Dataset listings of figures:
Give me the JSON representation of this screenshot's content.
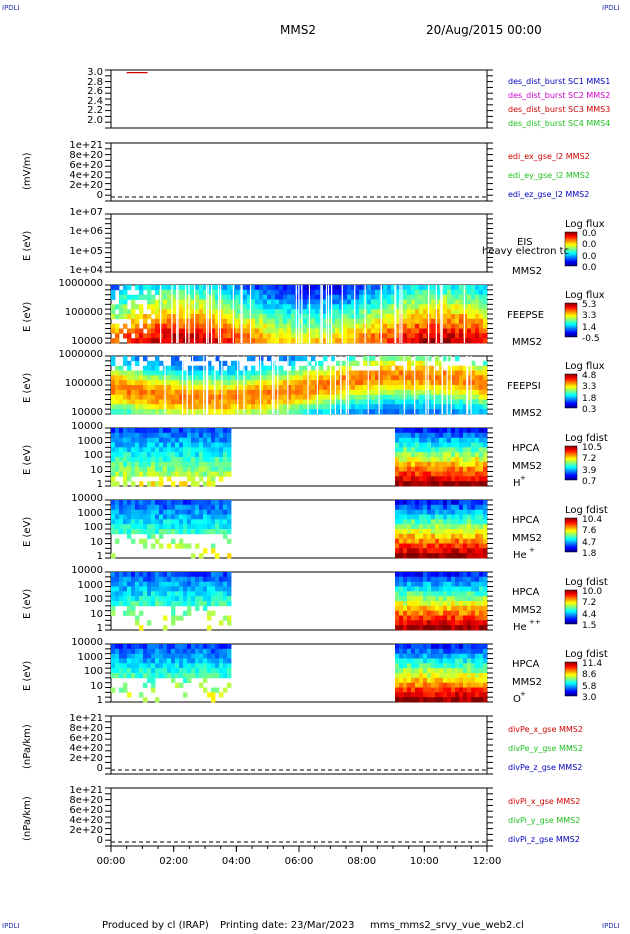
{
  "corners": {
    "label": "IPDLI"
  },
  "header": {
    "spacecraft": "MMS2",
    "date": "20/Aug/2015 00:00"
  },
  "footer": {
    "produced_by": "Produced by cl (IRAP)",
    "printing_date": "Printing date: 23/Mar/2023",
    "file": "mms_mms2_srvy_vue_web2.cl"
  },
  "colors": {
    "red": "#d00000",
    "green": "#20c020",
    "blue": "#0000c0",
    "magenta": "#d000d0"
  },
  "chart_data": [
    {
      "type": "line",
      "panel": "burst",
      "ylabel": "",
      "yticks": [
        "3.0",
        "2.8",
        "2.6",
        "2.4",
        "2.2",
        "2.0"
      ],
      "ylim": [
        1.95,
        3.05
      ],
      "legend": [
        {
          "text": "des_dist_burst SC1 MMS1",
          "color": "blue"
        },
        {
          "text": "des_dist_burst SC2 MMS2",
          "color": "magenta"
        },
        {
          "text": "des_dist_burst SC3 MMS3",
          "color": "red"
        },
        {
          "text": "des_dist_burst SC4 MMS4",
          "color": "green"
        }
      ],
      "series": [
        {
          "color": "red",
          "x": [
            "00:30",
            "01:10"
          ],
          "values": [
            3.0,
            3.0
          ]
        }
      ]
    },
    {
      "type": "line",
      "panel": "edi",
      "ylabel": "(mV/m)",
      "yticks": [
        "1e+21",
        "8e+20",
        "6e+20",
        "4e+20",
        "2e+20",
        "0"
      ],
      "ylim": [
        0,
        1e+21
      ],
      "legend": [
        {
          "text": "edi_ex_gse_l2 MMS2",
          "color": "red"
        },
        {
          "text": "edi_ey_gse_l2 MMS2",
          "color": "green"
        },
        {
          "text": "edi_ez_gse_l2 MMS2",
          "color": "blue"
        }
      ]
    },
    {
      "type": "heatmap",
      "panel": "eis",
      "ylabel": "E (eV)",
      "yticks": [
        "1e+07",
        "1e+06",
        "1e+05",
        "1e+04"
      ],
      "side": [
        "EIS",
        "MMS2"
      ],
      "overlay_label": "heavy electron tc",
      "colorbar": {
        "title": "Log flux",
        "ticks": [
          "0.0",
          "0.0",
          "0.0",
          "0.0"
        ]
      }
    },
    {
      "type": "heatmap",
      "panel": "feeps_e",
      "ylabel": "E (eV)",
      "yticks": [
        "1000000",
        "100000",
        "10000"
      ],
      "side": [
        "FEEPSE",
        "MMS2"
      ],
      "colorbar": {
        "title": "Log flux",
        "ticks": [
          "5.3",
          "3.3",
          "1.4",
          "-0.5"
        ]
      }
    },
    {
      "type": "heatmap",
      "panel": "feeps_i",
      "ylabel": "E (eV)",
      "yticks": [
        "1000000",
        "100000",
        "10000"
      ],
      "side": [
        "FEEPSI",
        "MMS2"
      ],
      "colorbar": {
        "title": "Log flux",
        "ticks": [
          "4.8",
          "3.3",
          "1.8",
          "0.3"
        ]
      }
    },
    {
      "type": "heatmap",
      "panel": "hpca_h",
      "ylabel": "E (eV)",
      "yticks": [
        "10000",
        "1000",
        "100",
        "10",
        "1"
      ],
      "side": [
        "HPCA",
        "MMS2"
      ],
      "species": "H",
      "species_sup": "+",
      "colorbar": {
        "title": "Log fdist",
        "ticks": [
          "10.5",
          "7.2",
          "3.9",
          "0.7"
        ]
      }
    },
    {
      "type": "heatmap",
      "panel": "hpca_he",
      "ylabel": "E (eV)",
      "yticks": [
        "10000",
        "1000",
        "100",
        "10",
        "1"
      ],
      "side": [
        "HPCA",
        "MMS2"
      ],
      "species": "He",
      "species_sup": "+",
      "colorbar": {
        "title": "Log fdist",
        "ticks": [
          "10.4",
          "7.6",
          "4.7",
          "1.8"
        ]
      }
    },
    {
      "type": "heatmap",
      "panel": "hpca_he2",
      "ylabel": "E (eV)",
      "yticks": [
        "10000",
        "1000",
        "100",
        "10",
        "1"
      ],
      "side": [
        "HPCA",
        "MMS2"
      ],
      "species": "He",
      "species_sup": "++",
      "colorbar": {
        "title": "Log fdist",
        "ticks": [
          "10.0",
          "7.2",
          "4.4",
          "1.5"
        ]
      }
    },
    {
      "type": "heatmap",
      "panel": "hpca_o",
      "ylabel": "E (eV)",
      "yticks": [
        "10000",
        "1000",
        "100",
        "10",
        "1"
      ],
      "side": [
        "HPCA",
        "MMS2"
      ],
      "species": "O",
      "species_sup": "+",
      "colorbar": {
        "title": "Log fdist",
        "ticks": [
          "11.4",
          "8.6",
          "5.8",
          "3.0"
        ]
      }
    },
    {
      "type": "line",
      "panel": "divpe",
      "ylabel": "(nPa/km)",
      "yticks": [
        "1e+21",
        "8e+20",
        "6e+20",
        "4e+20",
        "2e+20",
        "0"
      ],
      "ylim": [
        0,
        1e+21
      ],
      "legend": [
        {
          "text": "divPe_x_gse MMS2",
          "color": "red"
        },
        {
          "text": "divPe_y_gse MMS2",
          "color": "green"
        },
        {
          "text": "divPe_z_gse MMS2",
          "color": "blue"
        }
      ]
    },
    {
      "type": "line",
      "panel": "divpi",
      "ylabel": "(nPa/km)",
      "yticks": [
        "1e+21",
        "8e+20",
        "6e+20",
        "4e+20",
        "2e+20",
        "0"
      ],
      "ylim": [
        0,
        1e+21
      ],
      "legend": [
        {
          "text": "divPi_x_gse MMS2",
          "color": "red"
        },
        {
          "text": "divPi_y_gse MMS2",
          "color": "green"
        },
        {
          "text": "divPi_z_gse MMS2",
          "color": "blue"
        }
      ]
    }
  ],
  "xaxis": {
    "ticks": [
      "00:00",
      "02:00",
      "04:00",
      "06:00",
      "08:00",
      "10:00",
      "12:00"
    ]
  }
}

Your goal:
Are you able to set down all the lines above exactly, without any pictures?

The response:
Give me the JSON representation of this screenshot's content.
{
  "corners": {
    "label": "IPDLI"
  },
  "header": {
    "spacecraft": "MMS2",
    "date": "20/Aug/2015 00:00"
  },
  "footer": {
    "produced_by": "Produced by cl (IRAP)",
    "printing_date": "Printing date: 23/Mar/2023",
    "file": "mms_mms2_srvy_vue_web2.cl"
  },
  "colors": {
    "red": "#d00000",
    "green": "#20c020",
    "blue": "#0000c0",
    "magenta": "#d000d0"
  },
  "chart_data": [
    {
      "type": "line",
      "panel": "burst",
      "ylabel": "",
      "yticks": [
        "3.0",
        "2.8",
        "2.6",
        "2.4",
        "2.2",
        "2.0"
      ],
      "ylim": [
        1.95,
        3.05
      ],
      "legend": [
        {
          "text": "des_dist_burst SC1 MMS1",
          "color": "blue"
        },
        {
          "text": "des_dist_burst SC2 MMS2",
          "color": "magenta"
        },
        {
          "text": "des_dist_burst SC3 MMS3",
          "color": "red"
        },
        {
          "text": "des_dist_burst SC4 MMS4",
          "color": "green"
        }
      ],
      "series": [
        {
          "color": "red",
          "x": [
            "00:30",
            "01:10"
          ],
          "values": [
            3.0,
            3.0
          ]
        }
      ]
    },
    {
      "type": "line",
      "panel": "edi",
      "ylabel": "(mV/m)",
      "yticks": [
        "1e+21",
        "8e+20",
        "6e+20",
        "4e+20",
        "2e+20",
        "0"
      ],
      "ylim": [
        0,
        1e+21
      ],
      "legend": [
        {
          "text": "edi_ex_gse_l2 MMS2",
          "color": "red"
        },
        {
          "text": "edi_ey_gse_l2 MMS2",
          "color": "green"
        },
        {
          "text": "edi_ez_gse_l2 MMS2",
          "color": "blue"
        }
      ]
    },
    {
      "type": "heatmap",
      "panel": "eis",
      "ylabel": "E (eV)",
      "yticks": [
        "1e+07",
        "1e+06",
        "1e+05",
        "1e+04"
      ],
      "side": [
        "EIS",
        "MMS2"
      ],
      "overlay_label": "heavy electron tc",
      "colorbar": {
        "title": "Log flux",
        "ticks": [
          "0.0",
          "0.0",
          "0.0",
          "0.0"
        ]
      }
    },
    {
      "type": "heatmap",
      "panel": "feeps_e",
      "ylabel": "E (eV)",
      "yticks": [
        "1000000",
        "100000",
        "10000"
      ],
      "side": [
        "FEEPSE",
        "MMS2"
      ],
      "colorbar": {
        "title": "Log flux",
        "ticks": [
          "5.3",
          "3.3",
          "1.4",
          "-0.5"
        ]
      }
    },
    {
      "type": "heatmap",
      "panel": "feeps_i",
      "ylabel": "E (eV)",
      "yticks": [
        "1000000",
        "100000",
        "10000"
      ],
      "side": [
        "FEEPSI",
        "MMS2"
      ],
      "colorbar": {
        "title": "Log flux",
        "ticks": [
          "4.8",
          "3.3",
          "1.8",
          "0.3"
        ]
      }
    },
    {
      "type": "heatmap",
      "panel": "hpca_h",
      "ylabel": "E (eV)",
      "yticks": [
        "10000",
        "1000",
        "100",
        "10",
        "1"
      ],
      "side": [
        "HPCA",
        "MMS2"
      ],
      "species": "H",
      "species_sup": "+",
      "colorbar": {
        "title": "Log fdist",
        "ticks": [
          "10.5",
          "7.2",
          "3.9",
          "0.7"
        ]
      }
    },
    {
      "type": "heatmap",
      "panel": "hpca_he",
      "ylabel": "E (eV)",
      "yticks": [
        "10000",
        "1000",
        "100",
        "10",
        "1"
      ],
      "side": [
        "HPCA",
        "MMS2"
      ],
      "species": "He",
      "species_sup": "+",
      "colorbar": {
        "title": "Log fdist",
        "ticks": [
          "10.4",
          "7.6",
          "4.7",
          "1.8"
        ]
      }
    },
    {
      "type": "heatmap",
      "panel": "hpca_he2",
      "ylabel": "E (eV)",
      "yticks": [
        "10000",
        "1000",
        "100",
        "10",
        "1"
      ],
      "side": [
        "HPCA",
        "MMS2"
      ],
      "species": "He",
      "species_sup": "++",
      "colorbar": {
        "title": "Log fdist",
        "ticks": [
          "10.0",
          "7.2",
          "4.4",
          "1.5"
        ]
      }
    },
    {
      "type": "heatmap",
      "panel": "hpca_o",
      "ylabel": "E (eV)",
      "yticks": [
        "10000",
        "1000",
        "100",
        "10",
        "1"
      ],
      "side": [
        "HPCA",
        "MMS2"
      ],
      "species": "O",
      "species_sup": "+",
      "colorbar": {
        "title": "Log fdist",
        "ticks": [
          "11.4",
          "8.6",
          "5.8",
          "3.0"
        ]
      }
    },
    {
      "type": "line",
      "panel": "divpe",
      "ylabel": "(nPa/km)",
      "yticks": [
        "1e+21",
        "8e+20",
        "6e+20",
        "4e+20",
        "2e+20",
        "0"
      ],
      "ylim": [
        0,
        1e+21
      ],
      "legend": [
        {
          "text": "divPe_x_gse MMS2",
          "color": "red"
        },
        {
          "text": "divPe_y_gse MMS2",
          "color": "green"
        },
        {
          "text": "divPe_z_gse MMS2",
          "color": "blue"
        }
      ]
    },
    {
      "type": "line",
      "panel": "divpi",
      "ylabel": "(nPa/km)",
      "yticks": [
        "1e+21",
        "8e+20",
        "6e+20",
        "4e+20",
        "2e+20",
        "0"
      ],
      "ylim": [
        0,
        1e+21
      ],
      "legend": [
        {
          "text": "divPi_x_gse MMS2",
          "color": "red"
        },
        {
          "text": "divPi_y_gse MMS2",
          "color": "green"
        },
        {
          "text": "divPi_z_gse MMS2",
          "color": "blue"
        }
      ]
    }
  ],
  "xaxis": {
    "ticks": [
      "00:00",
      "02:00",
      "04:00",
      "06:00",
      "08:00",
      "10:00",
      "12:00"
    ]
  }
}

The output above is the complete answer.